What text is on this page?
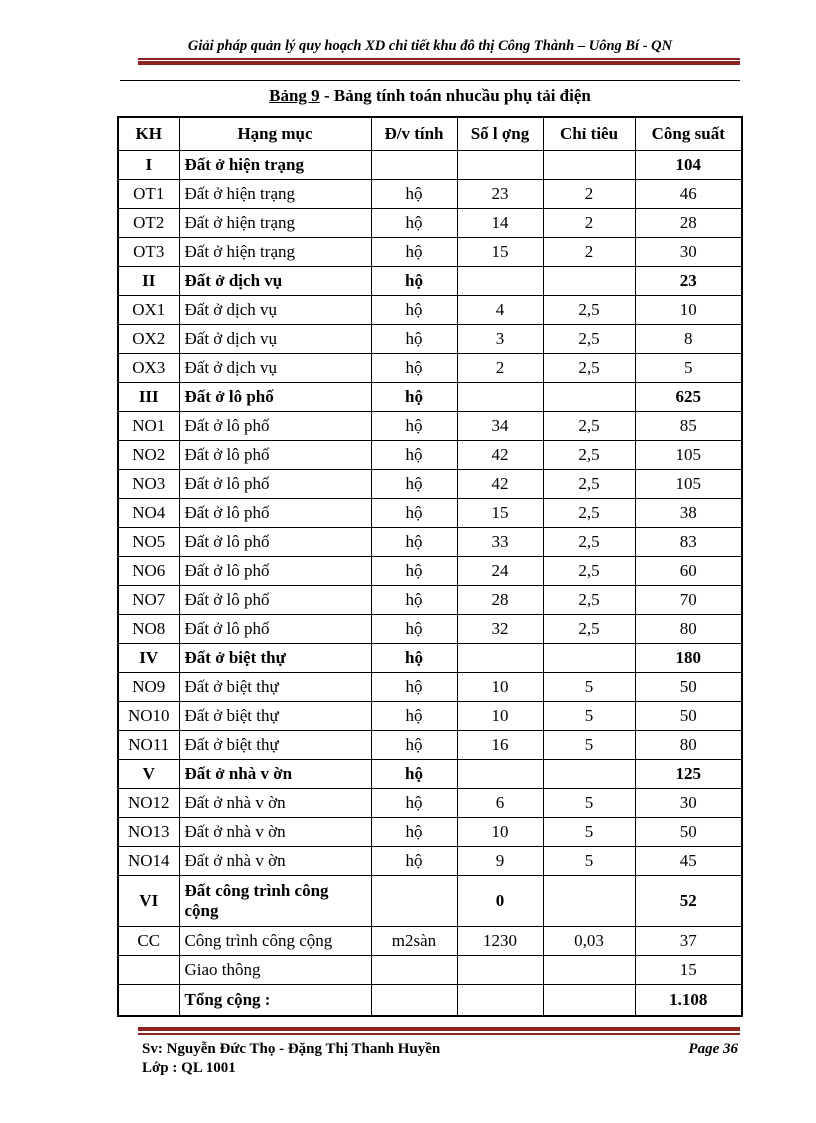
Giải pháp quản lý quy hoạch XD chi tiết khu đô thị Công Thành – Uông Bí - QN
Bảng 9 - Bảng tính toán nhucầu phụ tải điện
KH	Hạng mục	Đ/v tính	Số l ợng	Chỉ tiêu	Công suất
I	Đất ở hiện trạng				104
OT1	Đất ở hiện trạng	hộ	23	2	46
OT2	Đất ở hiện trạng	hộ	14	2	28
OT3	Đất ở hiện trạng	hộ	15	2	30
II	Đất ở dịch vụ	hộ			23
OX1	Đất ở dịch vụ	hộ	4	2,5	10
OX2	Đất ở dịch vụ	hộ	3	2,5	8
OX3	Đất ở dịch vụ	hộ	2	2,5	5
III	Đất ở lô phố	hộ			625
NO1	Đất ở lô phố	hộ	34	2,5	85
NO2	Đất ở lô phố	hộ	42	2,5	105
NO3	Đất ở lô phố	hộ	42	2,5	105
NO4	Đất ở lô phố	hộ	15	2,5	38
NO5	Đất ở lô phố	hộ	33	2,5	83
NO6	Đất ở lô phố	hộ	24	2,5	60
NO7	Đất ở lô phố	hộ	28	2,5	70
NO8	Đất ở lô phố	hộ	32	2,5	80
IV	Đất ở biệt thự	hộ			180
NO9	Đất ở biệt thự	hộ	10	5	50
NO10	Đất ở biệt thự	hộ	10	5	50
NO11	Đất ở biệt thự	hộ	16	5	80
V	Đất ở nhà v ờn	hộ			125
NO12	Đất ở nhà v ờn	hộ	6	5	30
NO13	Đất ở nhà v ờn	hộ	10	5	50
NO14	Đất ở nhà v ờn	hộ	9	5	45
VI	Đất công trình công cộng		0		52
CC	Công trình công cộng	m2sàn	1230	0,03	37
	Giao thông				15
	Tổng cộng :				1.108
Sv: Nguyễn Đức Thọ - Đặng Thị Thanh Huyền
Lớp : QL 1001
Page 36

^^^^^^^^

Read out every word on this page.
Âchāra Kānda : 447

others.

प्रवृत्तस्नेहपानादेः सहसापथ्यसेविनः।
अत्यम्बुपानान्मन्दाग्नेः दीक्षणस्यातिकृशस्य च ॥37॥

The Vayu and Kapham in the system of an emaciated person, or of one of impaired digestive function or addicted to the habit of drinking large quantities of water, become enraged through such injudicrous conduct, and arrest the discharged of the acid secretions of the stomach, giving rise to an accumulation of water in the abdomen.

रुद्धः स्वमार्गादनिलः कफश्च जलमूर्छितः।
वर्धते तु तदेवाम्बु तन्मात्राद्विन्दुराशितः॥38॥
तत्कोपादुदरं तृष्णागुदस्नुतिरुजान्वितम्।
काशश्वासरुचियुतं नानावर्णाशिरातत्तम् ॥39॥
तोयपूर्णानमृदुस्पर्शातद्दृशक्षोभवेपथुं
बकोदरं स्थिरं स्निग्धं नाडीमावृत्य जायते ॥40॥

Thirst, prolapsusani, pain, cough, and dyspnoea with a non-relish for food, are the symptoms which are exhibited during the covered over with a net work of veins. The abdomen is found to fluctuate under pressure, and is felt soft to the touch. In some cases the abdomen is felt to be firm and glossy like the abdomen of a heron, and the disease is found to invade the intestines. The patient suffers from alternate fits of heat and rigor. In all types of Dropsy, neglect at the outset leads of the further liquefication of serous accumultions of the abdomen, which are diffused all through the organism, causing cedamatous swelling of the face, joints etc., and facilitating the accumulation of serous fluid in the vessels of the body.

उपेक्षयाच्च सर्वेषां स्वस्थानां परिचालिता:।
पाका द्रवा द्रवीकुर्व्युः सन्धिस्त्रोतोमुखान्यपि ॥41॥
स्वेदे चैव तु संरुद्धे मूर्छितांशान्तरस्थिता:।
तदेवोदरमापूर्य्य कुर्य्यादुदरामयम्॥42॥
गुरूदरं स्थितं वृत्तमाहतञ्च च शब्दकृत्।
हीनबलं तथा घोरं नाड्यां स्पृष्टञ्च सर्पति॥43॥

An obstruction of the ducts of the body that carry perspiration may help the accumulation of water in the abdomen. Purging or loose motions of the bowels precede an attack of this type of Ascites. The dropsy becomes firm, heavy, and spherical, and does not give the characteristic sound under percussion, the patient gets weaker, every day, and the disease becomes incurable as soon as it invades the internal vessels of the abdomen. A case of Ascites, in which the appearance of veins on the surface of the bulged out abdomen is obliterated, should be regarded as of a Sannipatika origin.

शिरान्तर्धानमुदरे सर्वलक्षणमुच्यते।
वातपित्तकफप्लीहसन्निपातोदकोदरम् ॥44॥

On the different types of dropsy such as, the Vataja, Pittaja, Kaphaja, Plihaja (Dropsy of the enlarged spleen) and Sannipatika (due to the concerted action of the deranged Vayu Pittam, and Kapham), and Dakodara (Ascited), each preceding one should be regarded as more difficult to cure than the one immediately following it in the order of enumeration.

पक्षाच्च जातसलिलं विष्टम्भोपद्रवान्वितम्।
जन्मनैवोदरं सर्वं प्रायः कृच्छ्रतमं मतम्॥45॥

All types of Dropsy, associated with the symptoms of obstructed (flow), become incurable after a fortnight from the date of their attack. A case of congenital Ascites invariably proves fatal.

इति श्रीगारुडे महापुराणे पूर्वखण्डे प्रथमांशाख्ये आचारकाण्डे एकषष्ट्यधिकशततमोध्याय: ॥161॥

^^^^^^^^

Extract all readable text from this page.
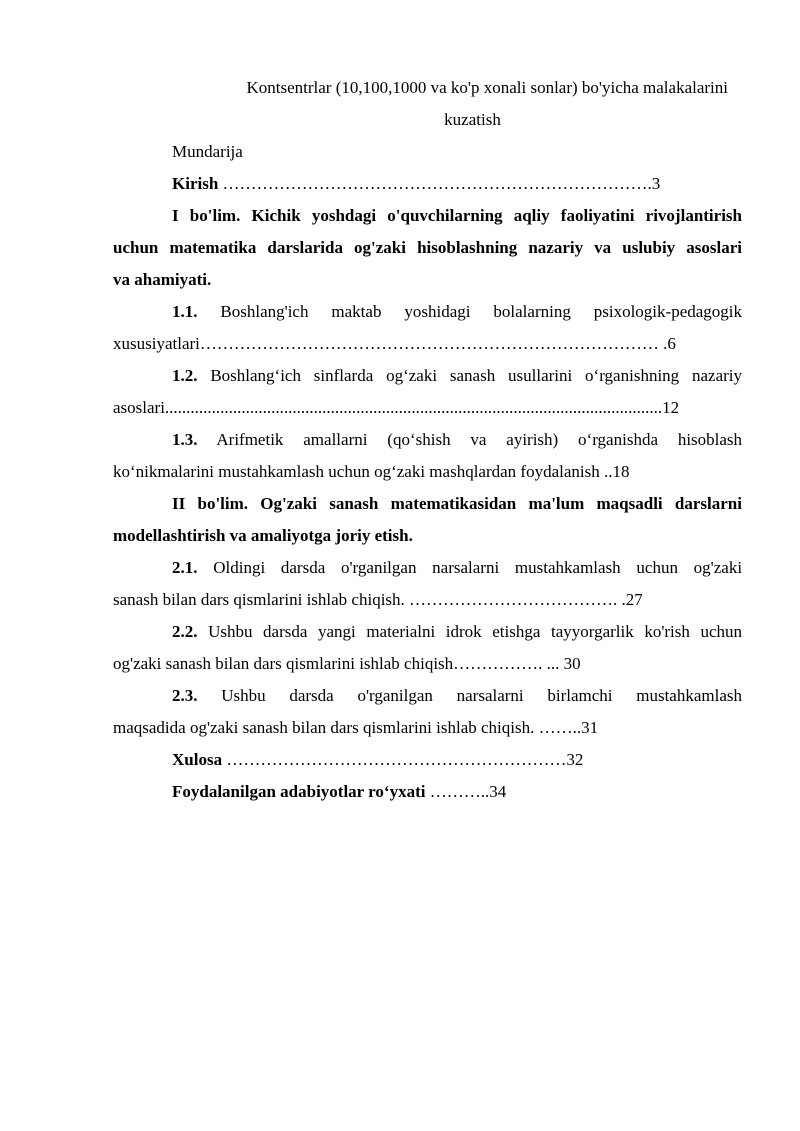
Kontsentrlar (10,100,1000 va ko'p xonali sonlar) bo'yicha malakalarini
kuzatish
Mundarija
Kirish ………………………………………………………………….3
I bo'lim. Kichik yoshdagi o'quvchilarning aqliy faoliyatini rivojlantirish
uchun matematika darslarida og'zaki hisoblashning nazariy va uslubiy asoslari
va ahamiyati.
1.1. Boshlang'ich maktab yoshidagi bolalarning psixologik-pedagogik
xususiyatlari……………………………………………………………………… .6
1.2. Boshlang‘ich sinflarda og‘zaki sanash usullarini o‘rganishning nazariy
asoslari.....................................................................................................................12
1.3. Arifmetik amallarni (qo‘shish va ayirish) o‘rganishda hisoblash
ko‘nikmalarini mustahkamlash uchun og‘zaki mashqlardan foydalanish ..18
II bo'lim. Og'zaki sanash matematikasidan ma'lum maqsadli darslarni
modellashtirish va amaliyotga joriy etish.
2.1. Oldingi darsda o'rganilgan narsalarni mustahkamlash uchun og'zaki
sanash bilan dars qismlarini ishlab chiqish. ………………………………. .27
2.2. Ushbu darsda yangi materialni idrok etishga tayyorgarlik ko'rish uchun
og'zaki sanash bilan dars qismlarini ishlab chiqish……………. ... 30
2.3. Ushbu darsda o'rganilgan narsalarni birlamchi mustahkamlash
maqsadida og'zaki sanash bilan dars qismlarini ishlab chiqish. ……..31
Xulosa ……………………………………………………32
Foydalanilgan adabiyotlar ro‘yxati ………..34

^^^^^^^^

* _PROBLEM STATEMENT_:
Count every line of the records that holds the string "asoslari". Write only the total.

* _SOLUTION TO THE PROBLEM_:
2